:: WORK REQUIRED ::
Make an exact copy of each entry, leaving out every picture.

:: EXERCISE MATERIAL ::
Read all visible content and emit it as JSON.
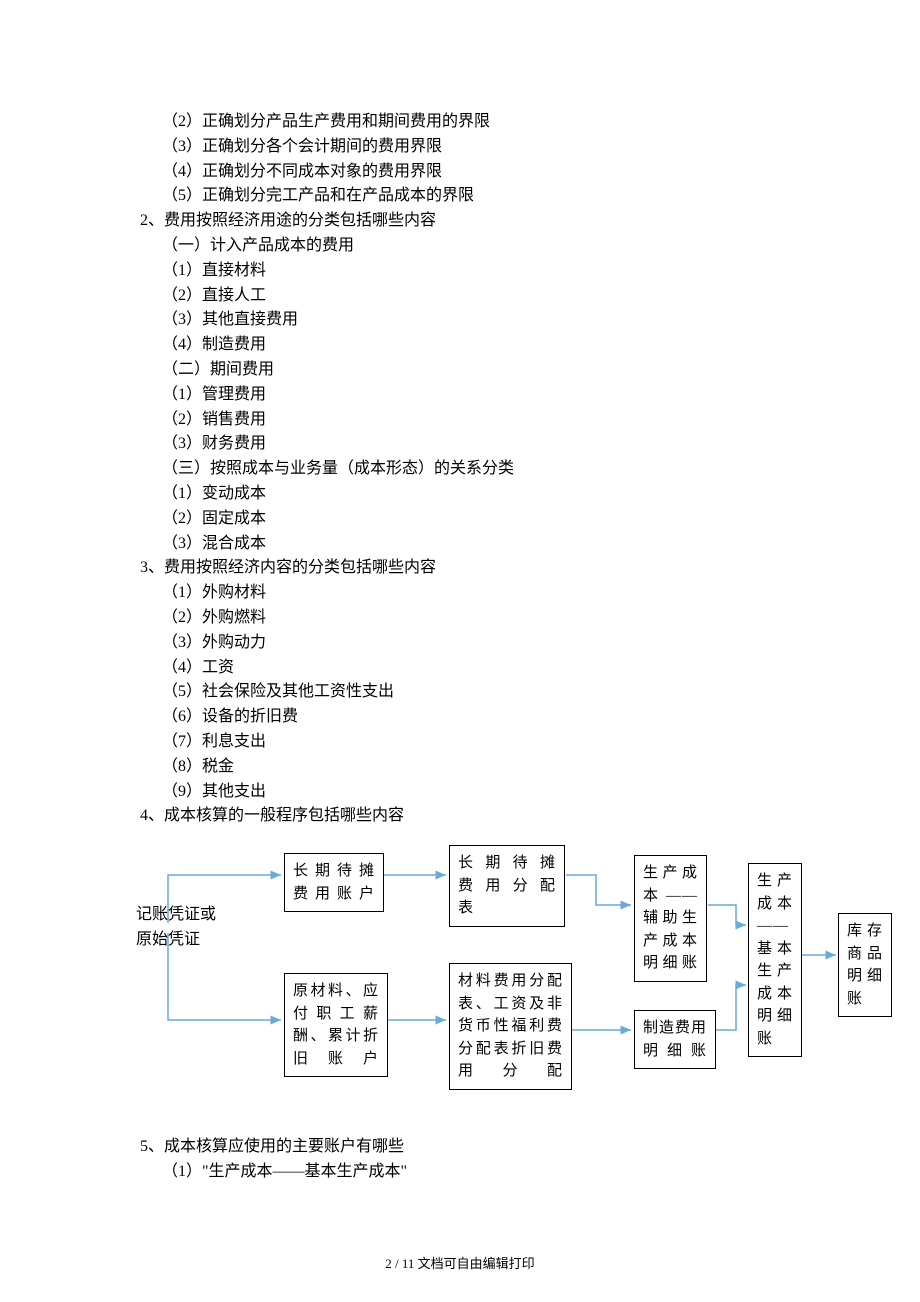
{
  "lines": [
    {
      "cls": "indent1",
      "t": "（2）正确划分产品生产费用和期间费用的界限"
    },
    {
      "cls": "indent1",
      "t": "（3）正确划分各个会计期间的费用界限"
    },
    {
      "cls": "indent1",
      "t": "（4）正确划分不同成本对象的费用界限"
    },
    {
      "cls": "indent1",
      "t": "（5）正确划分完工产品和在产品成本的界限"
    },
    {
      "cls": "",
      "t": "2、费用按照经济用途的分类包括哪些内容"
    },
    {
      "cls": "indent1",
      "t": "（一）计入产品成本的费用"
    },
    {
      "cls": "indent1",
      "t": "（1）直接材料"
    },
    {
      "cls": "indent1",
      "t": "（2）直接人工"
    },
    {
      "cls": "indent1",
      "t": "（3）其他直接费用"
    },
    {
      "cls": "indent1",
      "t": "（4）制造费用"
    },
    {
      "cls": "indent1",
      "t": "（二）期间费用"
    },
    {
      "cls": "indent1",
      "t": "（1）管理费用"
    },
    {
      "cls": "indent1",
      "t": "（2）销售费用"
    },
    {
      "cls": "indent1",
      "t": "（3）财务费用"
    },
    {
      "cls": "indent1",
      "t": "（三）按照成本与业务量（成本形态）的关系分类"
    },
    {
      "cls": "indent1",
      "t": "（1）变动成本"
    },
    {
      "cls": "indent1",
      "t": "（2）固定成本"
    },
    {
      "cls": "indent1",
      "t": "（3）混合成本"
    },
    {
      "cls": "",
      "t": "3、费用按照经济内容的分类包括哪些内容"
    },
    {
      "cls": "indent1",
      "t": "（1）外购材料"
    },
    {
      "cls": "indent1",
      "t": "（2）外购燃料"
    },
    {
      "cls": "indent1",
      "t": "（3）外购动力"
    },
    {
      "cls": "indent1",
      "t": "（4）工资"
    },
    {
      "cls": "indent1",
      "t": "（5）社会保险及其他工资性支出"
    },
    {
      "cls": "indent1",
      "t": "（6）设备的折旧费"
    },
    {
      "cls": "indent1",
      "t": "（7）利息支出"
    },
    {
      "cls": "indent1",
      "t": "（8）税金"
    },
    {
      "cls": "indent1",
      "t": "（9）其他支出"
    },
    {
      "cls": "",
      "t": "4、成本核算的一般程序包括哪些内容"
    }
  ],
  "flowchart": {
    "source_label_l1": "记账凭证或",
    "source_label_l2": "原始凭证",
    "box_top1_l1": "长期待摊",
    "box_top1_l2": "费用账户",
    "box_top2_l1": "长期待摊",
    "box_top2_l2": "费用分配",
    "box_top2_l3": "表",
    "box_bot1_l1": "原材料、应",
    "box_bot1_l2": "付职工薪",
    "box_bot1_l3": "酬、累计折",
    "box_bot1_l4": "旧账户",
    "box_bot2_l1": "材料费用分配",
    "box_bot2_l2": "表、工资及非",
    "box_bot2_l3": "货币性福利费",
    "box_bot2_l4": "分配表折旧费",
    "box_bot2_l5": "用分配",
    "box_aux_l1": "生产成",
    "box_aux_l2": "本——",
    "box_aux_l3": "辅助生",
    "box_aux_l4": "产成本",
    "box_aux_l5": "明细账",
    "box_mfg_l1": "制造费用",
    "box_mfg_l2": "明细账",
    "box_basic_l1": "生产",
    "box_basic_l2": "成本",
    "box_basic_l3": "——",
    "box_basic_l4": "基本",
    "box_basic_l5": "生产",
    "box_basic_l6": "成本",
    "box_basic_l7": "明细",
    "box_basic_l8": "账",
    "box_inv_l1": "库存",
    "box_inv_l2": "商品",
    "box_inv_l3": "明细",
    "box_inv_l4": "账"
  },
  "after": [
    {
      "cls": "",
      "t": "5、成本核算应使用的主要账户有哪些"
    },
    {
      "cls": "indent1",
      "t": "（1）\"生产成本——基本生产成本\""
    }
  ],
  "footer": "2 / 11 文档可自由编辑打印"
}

:: EXERCISE OUTPUT ::
Read all visible content and emit it as JSON.
{
  "lines": [
    {
      "cls": "indent1",
      "t": "（2）正确划分产品生产费用和期间费用的界限"
    },
    {
      "cls": "indent1",
      "t": "（3）正确划分各个会计期间的费用界限"
    },
    {
      "cls": "indent1",
      "t": "（4）正确划分不同成本对象的费用界限"
    },
    {
      "cls": "indent1",
      "t": "（5）正确划分完工产品和在产品成本的界限"
    },
    {
      "cls": "",
      "t": "2、费用按照经济用途的分类包括哪些内容"
    },
    {
      "cls": "indent1",
      "t": "（一）计入产品成本的费用"
    },
    {
      "cls": "indent1",
      "t": "（1）直接材料"
    },
    {
      "cls": "indent1",
      "t": "（2）直接人工"
    },
    {
      "cls": "indent1",
      "t": "（3）其他直接费用"
    },
    {
      "cls": "indent1",
      "t": "（4）制造费用"
    },
    {
      "cls": "indent1",
      "t": "（二）期间费用"
    },
    {
      "cls": "indent1",
      "t": "（1）管理费用"
    },
    {
      "cls": "indent1",
      "t": "（2）销售费用"
    },
    {
      "cls": "indent1",
      "t": "（3）财务费用"
    },
    {
      "cls": "indent1",
      "t": "（三）按照成本与业务量（成本形态）的关系分类"
    },
    {
      "cls": "indent1",
      "t": "（1）变动成本"
    },
    {
      "cls": "indent1",
      "t": "（2）固定成本"
    },
    {
      "cls": "indent1",
      "t": "（3）混合成本"
    },
    {
      "cls": "",
      "t": "3、费用按照经济内容的分类包括哪些内容"
    },
    {
      "cls": "indent1",
      "t": "（1）外购材料"
    },
    {
      "cls": "indent1",
      "t": "（2）外购燃料"
    },
    {
      "cls": "indent1",
      "t": "（3）外购动力"
    },
    {
      "cls": "indent1",
      "t": "（4）工资"
    },
    {
      "cls": "indent1",
      "t": "（5）社会保险及其他工资性支出"
    },
    {
      "cls": "indent1",
      "t": "（6）设备的折旧费"
    },
    {
      "cls": "indent1",
      "t": "（7）利息支出"
    },
    {
      "cls": "indent1",
      "t": "（8）税金"
    },
    {
      "cls": "indent1",
      "t": "（9）其他支出"
    },
    {
      "cls": "",
      "t": "4、成本核算的一般程序包括哪些内容"
    }
  ],
  "flowchart": {
    "source_label_l1": "记账凭证或",
    "source_label_l2": "原始凭证",
    "box_top1_l1": "长期待摊",
    "box_top1_l2": "费用账户",
    "box_top2_l1": "长期待摊",
    "box_top2_l2": "费用分配",
    "box_top2_l3": "表",
    "box_bot1_l1": "原材料、应",
    "box_bot1_l2": "付职工薪",
    "box_bot1_l3": "酬、累计折",
    "box_bot1_l4": "旧账户",
    "box_bot2_l1": "材料费用分配",
    "box_bot2_l2": "表、工资及非",
    "box_bot2_l3": "货币性福利费",
    "box_bot2_l4": "分配表折旧费",
    "box_bot2_l5": "用分配",
    "box_aux_l1": "生产成",
    "box_aux_l2": "本——",
    "box_aux_l3": "辅助生",
    "box_aux_l4": "产成本",
    "box_aux_l5": "明细账",
    "box_mfg_l1": "制造费用",
    "box_mfg_l2": "明细账",
    "box_basic_l1": "生产",
    "box_basic_l2": "成本",
    "box_basic_l3": "——",
    "box_basic_l4": "基本",
    "box_basic_l5": "生产",
    "box_basic_l6": "成本",
    "box_basic_l7": "明细",
    "box_basic_l8": "账",
    "box_inv_l1": "库存",
    "box_inv_l2": "商品",
    "box_inv_l3": "明细",
    "box_inv_l4": "账"
  },
  "after": [
    {
      "cls": "",
      "t": "5、成本核算应使用的主要账户有哪些"
    },
    {
      "cls": "indent1",
      "t": "（1）\"生产成本——基本生产成本\""
    }
  ],
  "footer": "2 / 11 文档可自由编辑打印"
}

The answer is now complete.